REQUIREMENT: Check every line of the entries below for "band", and copy the lines that have it.

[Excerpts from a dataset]
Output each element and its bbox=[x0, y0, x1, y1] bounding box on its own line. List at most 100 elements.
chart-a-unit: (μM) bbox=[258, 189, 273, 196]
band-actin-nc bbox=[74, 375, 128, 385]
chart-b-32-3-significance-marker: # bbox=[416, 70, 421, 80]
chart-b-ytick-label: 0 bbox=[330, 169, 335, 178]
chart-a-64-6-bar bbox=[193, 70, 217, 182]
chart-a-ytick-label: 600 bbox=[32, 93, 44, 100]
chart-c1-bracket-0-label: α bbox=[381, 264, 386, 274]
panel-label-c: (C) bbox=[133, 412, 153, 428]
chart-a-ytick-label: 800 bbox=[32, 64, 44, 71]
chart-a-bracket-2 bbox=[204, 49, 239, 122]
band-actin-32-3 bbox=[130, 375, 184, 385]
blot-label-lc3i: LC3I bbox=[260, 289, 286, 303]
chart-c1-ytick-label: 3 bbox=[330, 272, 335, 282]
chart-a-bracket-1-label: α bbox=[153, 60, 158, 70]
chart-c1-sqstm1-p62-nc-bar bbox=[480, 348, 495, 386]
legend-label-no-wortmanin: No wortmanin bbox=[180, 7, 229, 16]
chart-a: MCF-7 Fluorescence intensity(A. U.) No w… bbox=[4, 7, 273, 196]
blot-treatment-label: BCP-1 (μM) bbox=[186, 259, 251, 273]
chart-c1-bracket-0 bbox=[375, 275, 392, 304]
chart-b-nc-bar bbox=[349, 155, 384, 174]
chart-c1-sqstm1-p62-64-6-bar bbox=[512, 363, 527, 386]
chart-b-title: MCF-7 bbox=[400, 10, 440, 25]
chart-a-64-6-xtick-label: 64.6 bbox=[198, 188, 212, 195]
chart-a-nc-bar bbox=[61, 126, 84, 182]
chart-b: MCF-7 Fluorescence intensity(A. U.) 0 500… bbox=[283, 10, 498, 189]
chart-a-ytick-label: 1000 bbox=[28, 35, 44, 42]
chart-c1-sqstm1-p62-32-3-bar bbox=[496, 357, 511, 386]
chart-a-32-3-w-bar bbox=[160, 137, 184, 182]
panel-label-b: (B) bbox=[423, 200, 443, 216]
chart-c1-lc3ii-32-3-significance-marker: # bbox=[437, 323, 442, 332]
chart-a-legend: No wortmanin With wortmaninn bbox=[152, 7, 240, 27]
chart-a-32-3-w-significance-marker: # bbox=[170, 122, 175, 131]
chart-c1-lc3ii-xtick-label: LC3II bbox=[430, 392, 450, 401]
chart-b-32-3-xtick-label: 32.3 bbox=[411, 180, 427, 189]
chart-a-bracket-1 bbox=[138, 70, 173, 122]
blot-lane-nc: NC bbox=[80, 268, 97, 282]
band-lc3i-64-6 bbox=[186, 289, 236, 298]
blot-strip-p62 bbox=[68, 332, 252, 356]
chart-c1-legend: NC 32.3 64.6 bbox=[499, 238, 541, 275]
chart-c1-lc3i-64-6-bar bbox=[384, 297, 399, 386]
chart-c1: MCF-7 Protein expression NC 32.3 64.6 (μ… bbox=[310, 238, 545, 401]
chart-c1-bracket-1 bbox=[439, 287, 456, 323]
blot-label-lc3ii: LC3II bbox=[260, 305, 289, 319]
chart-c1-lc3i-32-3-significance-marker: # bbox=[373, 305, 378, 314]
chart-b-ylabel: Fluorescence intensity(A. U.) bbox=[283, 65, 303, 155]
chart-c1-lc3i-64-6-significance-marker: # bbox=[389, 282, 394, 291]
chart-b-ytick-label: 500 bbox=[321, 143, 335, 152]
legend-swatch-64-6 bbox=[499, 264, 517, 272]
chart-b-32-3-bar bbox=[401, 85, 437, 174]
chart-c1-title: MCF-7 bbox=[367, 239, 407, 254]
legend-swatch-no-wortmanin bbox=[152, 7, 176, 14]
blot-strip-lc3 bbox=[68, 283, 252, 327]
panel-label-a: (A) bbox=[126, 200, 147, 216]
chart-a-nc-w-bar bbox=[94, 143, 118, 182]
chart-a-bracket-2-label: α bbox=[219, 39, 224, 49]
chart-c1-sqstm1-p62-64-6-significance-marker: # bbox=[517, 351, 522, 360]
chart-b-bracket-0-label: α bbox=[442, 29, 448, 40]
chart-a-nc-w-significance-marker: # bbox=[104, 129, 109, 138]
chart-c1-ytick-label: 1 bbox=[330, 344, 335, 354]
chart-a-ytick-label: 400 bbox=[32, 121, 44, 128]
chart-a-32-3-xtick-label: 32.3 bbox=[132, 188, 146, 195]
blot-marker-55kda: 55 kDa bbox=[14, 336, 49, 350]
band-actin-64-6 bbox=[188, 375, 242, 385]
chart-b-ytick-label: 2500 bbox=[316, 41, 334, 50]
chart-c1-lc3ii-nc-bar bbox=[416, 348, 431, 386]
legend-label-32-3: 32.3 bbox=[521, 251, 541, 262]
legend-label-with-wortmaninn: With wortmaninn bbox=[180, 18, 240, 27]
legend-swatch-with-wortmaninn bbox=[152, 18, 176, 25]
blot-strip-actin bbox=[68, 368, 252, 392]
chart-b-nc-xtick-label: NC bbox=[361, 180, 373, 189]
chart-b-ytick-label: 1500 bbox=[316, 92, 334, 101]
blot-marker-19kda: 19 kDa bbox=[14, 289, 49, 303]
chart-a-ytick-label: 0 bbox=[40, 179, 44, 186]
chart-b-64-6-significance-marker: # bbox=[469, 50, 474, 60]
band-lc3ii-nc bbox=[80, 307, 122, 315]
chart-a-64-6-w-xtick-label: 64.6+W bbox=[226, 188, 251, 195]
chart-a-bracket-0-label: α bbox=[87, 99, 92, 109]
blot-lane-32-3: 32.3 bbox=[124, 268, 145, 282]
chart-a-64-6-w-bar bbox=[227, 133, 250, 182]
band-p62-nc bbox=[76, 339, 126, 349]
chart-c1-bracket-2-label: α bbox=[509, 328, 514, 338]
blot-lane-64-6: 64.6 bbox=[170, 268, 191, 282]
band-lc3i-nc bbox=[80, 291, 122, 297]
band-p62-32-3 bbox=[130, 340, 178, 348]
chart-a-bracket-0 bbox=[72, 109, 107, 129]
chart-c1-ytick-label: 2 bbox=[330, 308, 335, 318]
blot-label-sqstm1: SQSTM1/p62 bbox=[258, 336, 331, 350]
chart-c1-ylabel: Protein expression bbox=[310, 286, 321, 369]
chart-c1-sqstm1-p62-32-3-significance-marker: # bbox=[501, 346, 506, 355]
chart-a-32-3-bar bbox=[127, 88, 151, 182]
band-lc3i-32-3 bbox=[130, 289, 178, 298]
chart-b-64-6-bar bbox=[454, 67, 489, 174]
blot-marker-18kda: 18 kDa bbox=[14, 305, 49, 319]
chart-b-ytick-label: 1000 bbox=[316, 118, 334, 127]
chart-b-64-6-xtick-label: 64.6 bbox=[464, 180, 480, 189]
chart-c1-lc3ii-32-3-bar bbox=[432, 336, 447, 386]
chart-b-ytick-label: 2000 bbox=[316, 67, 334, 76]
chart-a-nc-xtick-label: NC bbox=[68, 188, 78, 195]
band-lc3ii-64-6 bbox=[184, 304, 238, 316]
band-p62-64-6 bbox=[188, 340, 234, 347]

ANSWER FOR THIS EXERCISE:
band-actin-nc bbox=[74, 375, 128, 385]
band-actin-32-3 bbox=[130, 375, 184, 385]
band-lc3i-64-6 bbox=[186, 289, 236, 298]
band-actin-64-6 bbox=[188, 375, 242, 385]
band-lc3ii-nc bbox=[80, 307, 122, 315]
band-p62-nc bbox=[76, 339, 126, 349]
band-lc3i-nc bbox=[80, 291, 122, 297]
band-p62-32-3 bbox=[130, 340, 178, 348]
band-lc3i-32-3 bbox=[130, 289, 178, 298]
band-lc3ii-64-6 bbox=[184, 304, 238, 316]
band-p62-64-6 bbox=[188, 340, 234, 347]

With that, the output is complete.